All lines featuring the string "actin" are to be listed.

..........

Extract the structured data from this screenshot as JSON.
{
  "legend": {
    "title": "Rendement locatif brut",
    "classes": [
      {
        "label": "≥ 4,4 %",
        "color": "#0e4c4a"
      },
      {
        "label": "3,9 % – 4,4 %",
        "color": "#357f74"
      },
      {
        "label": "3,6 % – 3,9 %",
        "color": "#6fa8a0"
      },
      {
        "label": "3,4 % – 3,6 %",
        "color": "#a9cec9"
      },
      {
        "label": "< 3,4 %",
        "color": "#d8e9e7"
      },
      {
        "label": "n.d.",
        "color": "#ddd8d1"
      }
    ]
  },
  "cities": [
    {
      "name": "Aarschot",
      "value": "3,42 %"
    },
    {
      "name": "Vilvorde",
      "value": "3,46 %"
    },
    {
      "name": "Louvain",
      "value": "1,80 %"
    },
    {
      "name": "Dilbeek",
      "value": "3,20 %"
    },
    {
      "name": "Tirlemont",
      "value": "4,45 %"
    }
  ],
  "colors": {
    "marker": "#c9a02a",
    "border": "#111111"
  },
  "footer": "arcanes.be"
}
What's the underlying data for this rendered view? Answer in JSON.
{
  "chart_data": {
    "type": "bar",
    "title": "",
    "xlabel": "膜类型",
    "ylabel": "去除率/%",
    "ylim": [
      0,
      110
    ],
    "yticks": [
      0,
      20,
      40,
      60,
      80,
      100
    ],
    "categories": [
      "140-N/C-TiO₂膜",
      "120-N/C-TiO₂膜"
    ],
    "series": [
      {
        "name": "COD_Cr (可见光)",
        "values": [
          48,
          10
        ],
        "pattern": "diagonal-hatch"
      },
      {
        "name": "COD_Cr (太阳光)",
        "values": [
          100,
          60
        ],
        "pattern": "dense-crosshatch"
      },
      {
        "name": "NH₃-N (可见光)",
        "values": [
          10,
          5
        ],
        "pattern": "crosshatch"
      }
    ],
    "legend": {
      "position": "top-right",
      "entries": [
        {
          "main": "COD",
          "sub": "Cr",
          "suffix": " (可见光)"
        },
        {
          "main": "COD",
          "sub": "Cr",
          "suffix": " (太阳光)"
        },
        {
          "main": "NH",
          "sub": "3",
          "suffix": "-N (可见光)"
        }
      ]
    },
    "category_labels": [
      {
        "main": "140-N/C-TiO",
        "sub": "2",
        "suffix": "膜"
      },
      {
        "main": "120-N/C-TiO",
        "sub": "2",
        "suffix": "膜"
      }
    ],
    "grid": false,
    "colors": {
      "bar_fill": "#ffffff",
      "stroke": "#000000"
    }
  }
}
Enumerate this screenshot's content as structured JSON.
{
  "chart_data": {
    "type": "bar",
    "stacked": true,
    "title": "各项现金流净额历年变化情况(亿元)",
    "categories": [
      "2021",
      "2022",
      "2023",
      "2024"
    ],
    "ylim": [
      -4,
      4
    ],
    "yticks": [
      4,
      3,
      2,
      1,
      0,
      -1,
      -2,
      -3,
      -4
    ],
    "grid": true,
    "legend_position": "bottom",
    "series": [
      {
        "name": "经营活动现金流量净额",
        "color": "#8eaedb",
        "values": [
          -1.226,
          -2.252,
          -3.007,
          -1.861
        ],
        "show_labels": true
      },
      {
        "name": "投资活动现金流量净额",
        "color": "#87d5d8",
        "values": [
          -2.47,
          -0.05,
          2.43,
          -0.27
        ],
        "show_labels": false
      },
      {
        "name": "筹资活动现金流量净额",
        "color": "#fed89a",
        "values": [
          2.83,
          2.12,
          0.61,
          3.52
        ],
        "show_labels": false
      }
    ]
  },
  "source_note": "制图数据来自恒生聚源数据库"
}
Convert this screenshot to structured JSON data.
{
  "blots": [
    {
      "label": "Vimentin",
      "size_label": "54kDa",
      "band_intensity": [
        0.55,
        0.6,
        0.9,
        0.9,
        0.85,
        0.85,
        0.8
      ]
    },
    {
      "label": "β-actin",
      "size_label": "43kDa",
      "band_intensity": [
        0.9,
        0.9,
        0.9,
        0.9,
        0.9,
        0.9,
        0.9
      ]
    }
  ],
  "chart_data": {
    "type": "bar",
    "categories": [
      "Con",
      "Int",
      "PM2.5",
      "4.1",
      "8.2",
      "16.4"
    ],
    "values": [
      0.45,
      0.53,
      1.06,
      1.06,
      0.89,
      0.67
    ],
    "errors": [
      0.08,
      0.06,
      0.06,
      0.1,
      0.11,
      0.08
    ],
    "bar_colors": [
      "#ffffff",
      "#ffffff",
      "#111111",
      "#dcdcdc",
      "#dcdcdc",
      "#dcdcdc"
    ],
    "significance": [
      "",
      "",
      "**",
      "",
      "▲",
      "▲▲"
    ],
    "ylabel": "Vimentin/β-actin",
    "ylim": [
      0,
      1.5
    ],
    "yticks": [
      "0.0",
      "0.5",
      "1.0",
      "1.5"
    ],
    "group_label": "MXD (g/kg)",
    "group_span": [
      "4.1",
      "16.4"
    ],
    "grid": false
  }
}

..........

# [ANSWER TO THIS PROBLEM]
      "label": "β-actin",
    "ylabel": "Vimentin/β-actin",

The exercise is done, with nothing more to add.